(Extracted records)
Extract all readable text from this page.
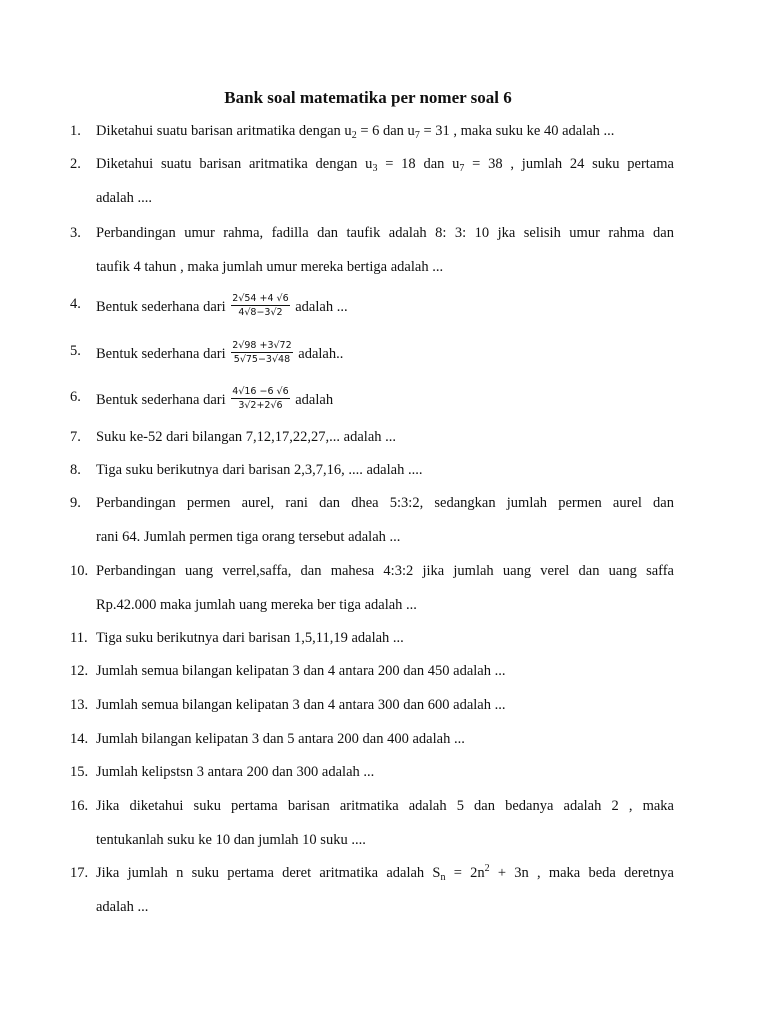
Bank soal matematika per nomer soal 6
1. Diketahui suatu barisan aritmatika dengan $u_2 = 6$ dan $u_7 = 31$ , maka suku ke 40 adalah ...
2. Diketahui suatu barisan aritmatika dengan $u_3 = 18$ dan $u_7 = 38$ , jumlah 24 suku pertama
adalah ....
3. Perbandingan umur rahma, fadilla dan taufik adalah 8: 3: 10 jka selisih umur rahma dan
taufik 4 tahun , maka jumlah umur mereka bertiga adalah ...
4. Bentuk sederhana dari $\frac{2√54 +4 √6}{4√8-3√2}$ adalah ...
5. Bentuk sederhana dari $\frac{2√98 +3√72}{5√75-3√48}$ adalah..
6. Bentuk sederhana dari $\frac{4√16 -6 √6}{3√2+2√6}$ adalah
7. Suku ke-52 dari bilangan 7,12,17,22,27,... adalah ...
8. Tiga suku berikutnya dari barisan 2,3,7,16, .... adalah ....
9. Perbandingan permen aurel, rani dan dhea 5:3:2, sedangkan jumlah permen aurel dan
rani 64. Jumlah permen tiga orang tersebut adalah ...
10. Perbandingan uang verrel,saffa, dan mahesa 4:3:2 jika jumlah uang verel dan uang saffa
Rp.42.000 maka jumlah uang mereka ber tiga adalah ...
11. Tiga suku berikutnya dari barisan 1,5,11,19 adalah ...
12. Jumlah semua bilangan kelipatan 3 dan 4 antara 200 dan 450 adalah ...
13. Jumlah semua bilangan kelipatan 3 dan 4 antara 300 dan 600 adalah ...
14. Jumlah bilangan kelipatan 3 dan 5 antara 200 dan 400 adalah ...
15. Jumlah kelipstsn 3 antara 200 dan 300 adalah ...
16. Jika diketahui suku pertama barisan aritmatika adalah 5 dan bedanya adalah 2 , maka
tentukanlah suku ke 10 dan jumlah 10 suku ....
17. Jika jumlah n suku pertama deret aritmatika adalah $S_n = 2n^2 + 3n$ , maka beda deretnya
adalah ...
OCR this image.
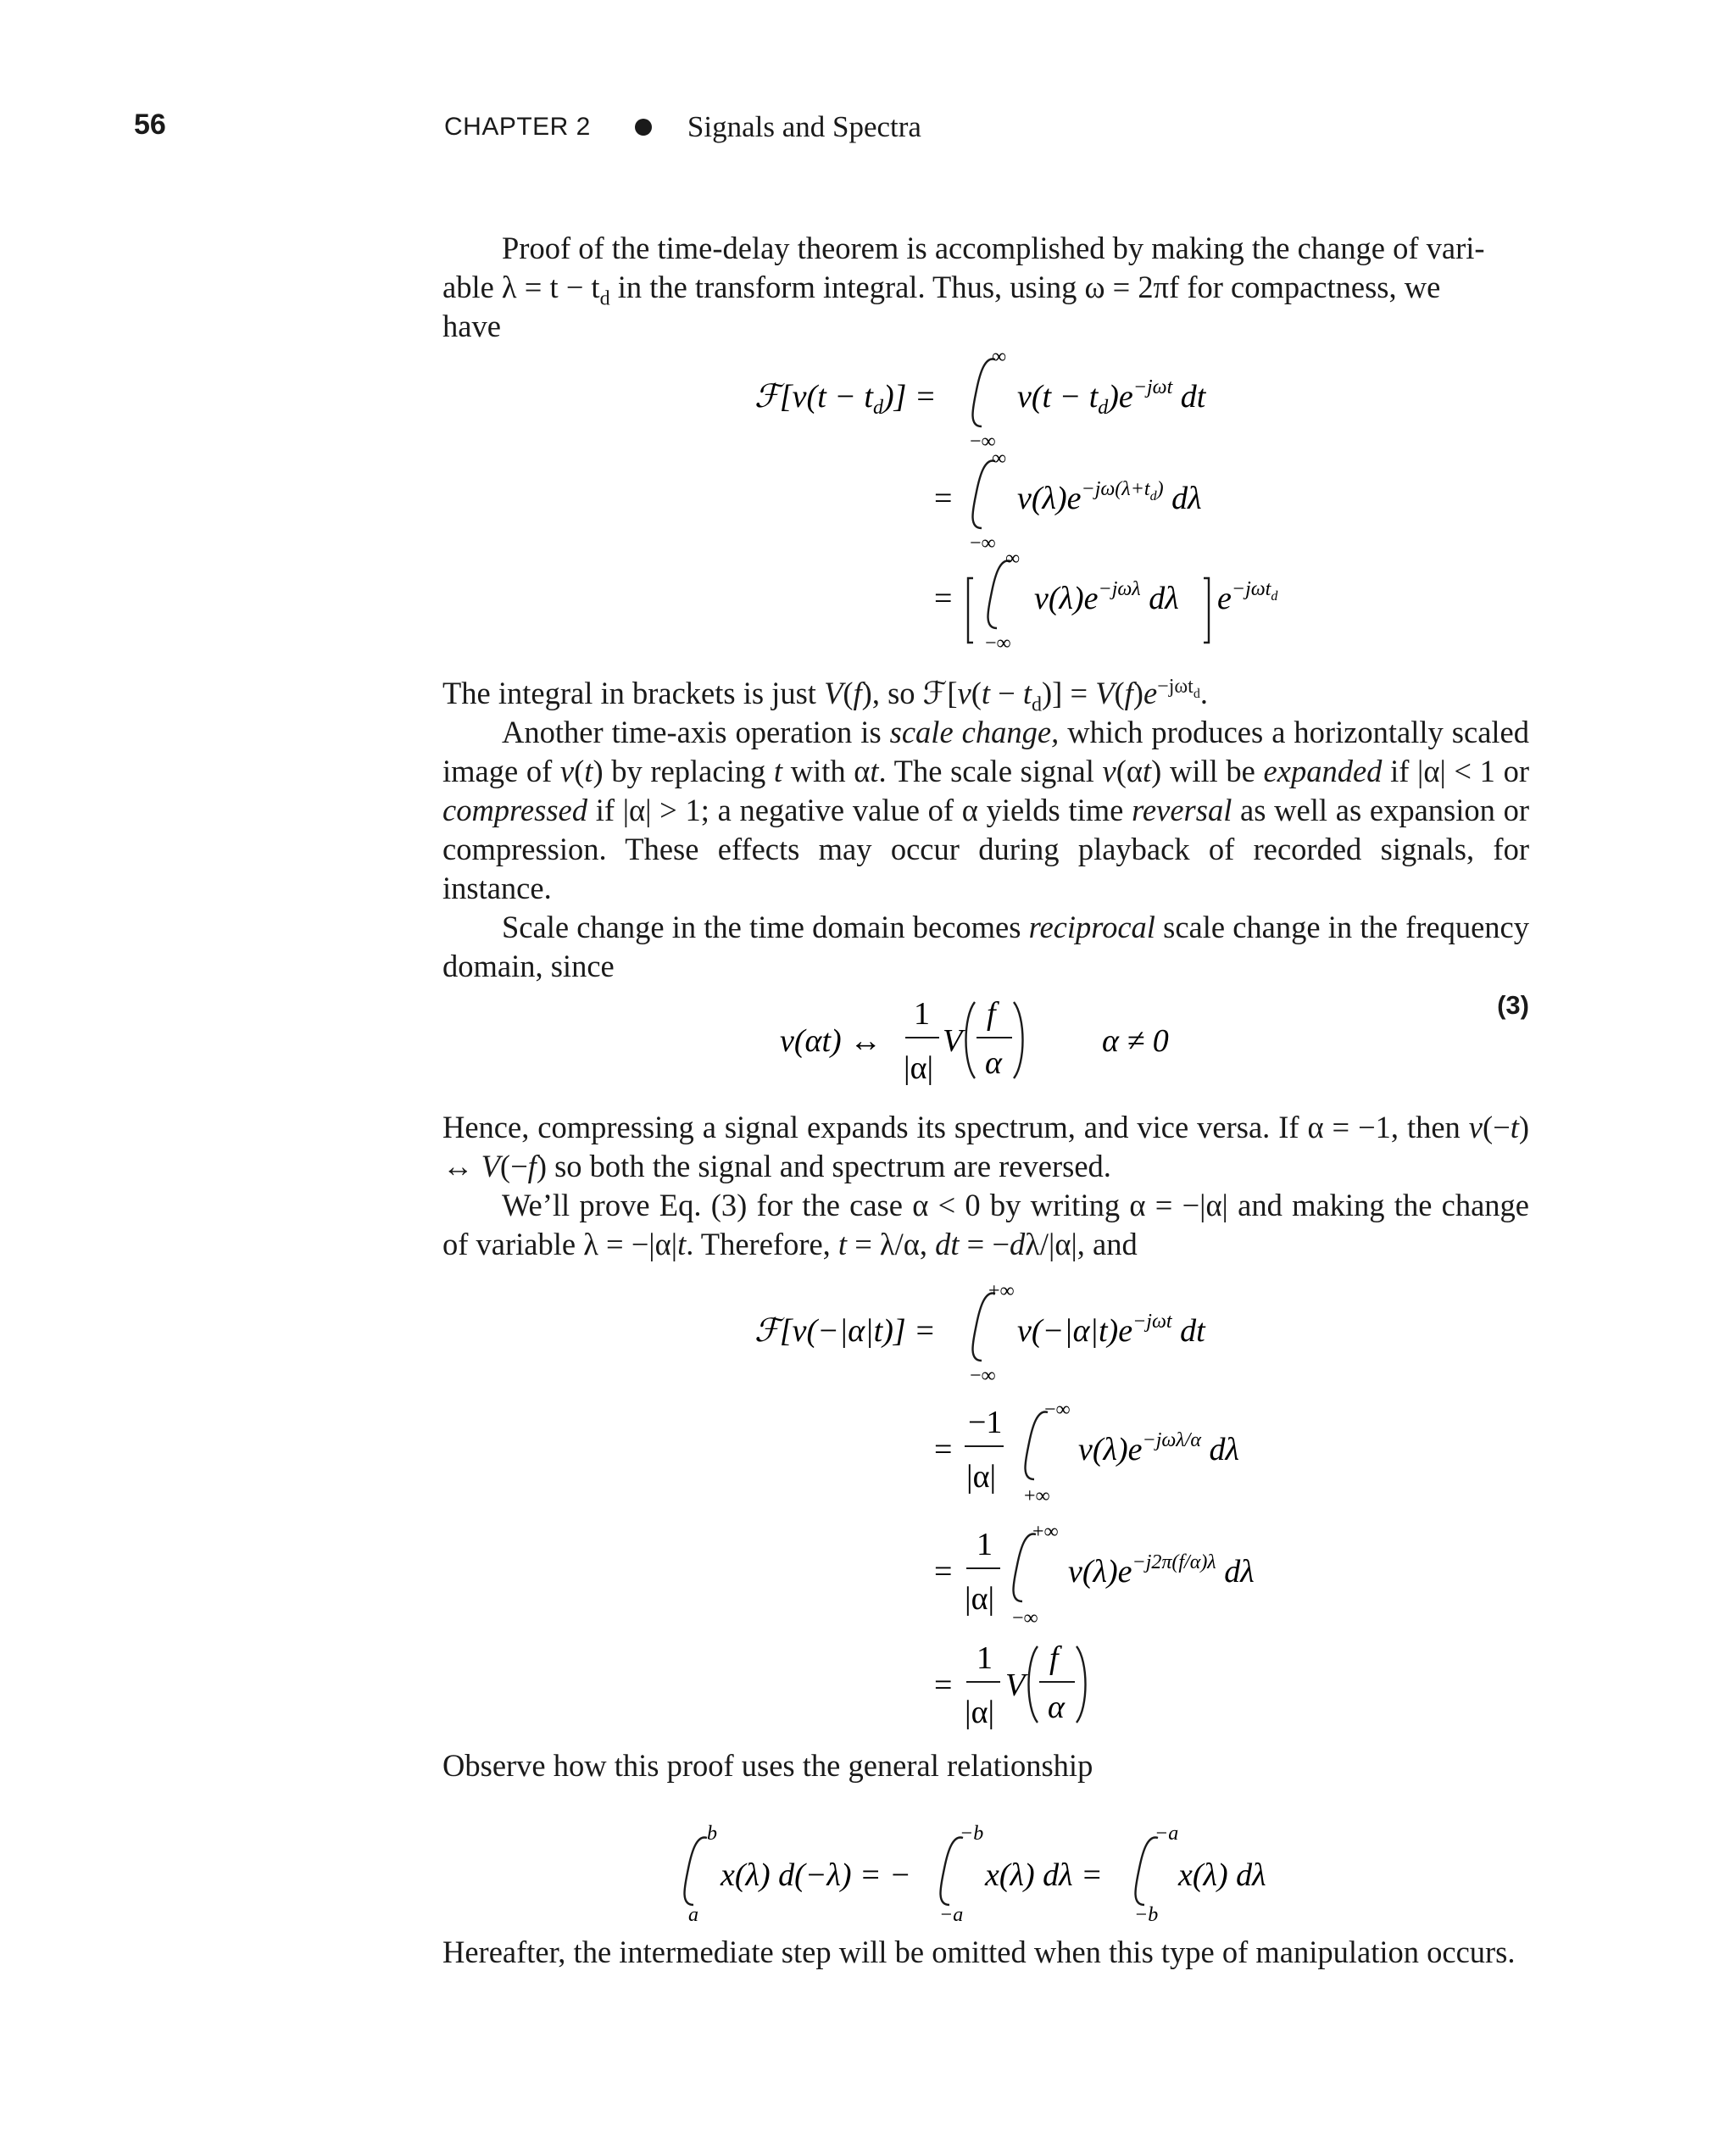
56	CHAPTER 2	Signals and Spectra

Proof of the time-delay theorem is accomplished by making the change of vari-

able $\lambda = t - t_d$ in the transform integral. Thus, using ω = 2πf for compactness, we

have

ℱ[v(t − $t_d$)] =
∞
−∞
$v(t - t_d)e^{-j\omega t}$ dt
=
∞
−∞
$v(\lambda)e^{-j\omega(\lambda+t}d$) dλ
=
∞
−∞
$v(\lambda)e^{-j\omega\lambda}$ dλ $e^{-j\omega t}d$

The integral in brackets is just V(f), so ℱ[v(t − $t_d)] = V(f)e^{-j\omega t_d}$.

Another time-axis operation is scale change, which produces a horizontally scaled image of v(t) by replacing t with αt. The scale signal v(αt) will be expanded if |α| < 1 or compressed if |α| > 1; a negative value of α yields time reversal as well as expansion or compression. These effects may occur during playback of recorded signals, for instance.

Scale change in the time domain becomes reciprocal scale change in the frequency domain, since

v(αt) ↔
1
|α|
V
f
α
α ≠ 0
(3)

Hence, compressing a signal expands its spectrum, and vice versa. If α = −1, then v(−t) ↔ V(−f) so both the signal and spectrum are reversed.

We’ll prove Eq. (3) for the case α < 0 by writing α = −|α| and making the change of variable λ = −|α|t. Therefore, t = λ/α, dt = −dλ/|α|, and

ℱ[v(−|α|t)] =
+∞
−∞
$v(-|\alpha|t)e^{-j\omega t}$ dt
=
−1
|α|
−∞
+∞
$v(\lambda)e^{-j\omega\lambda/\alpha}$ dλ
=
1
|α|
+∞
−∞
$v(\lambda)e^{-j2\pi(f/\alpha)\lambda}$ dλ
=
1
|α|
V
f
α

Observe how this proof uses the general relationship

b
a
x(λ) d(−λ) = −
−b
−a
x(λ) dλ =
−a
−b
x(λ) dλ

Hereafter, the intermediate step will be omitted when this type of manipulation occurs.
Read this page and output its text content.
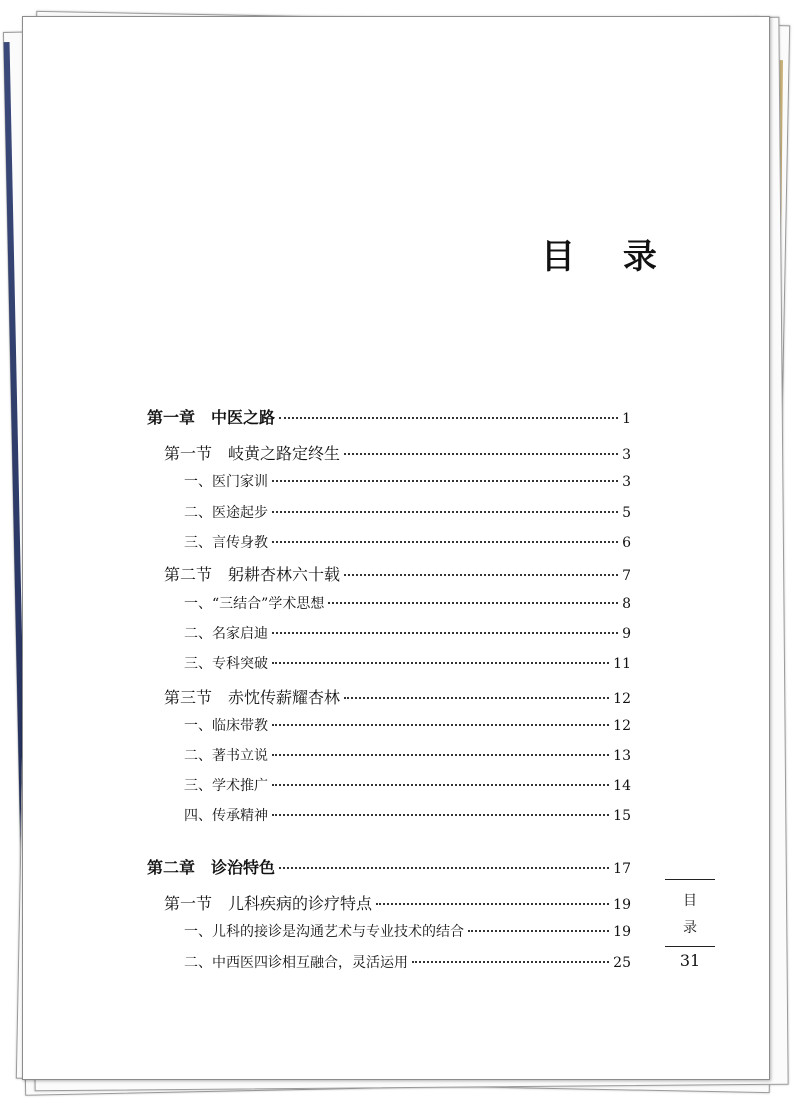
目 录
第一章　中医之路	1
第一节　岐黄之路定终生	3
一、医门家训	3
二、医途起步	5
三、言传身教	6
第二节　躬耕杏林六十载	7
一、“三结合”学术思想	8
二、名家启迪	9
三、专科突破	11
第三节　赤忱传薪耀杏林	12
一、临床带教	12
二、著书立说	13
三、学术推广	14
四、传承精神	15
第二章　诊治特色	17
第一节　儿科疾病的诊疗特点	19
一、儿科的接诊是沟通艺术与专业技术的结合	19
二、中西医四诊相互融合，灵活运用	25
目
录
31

## Challenge
Show each line of the data that contains the string "uang".

## Written answer
10. Perbandingan uang verrel,saffa, dan mahesa 4:3:2 jika jumlah uang verel dan uang saffa
Rp.42.000 maka jumlah uang mereka ber tiga adalah ...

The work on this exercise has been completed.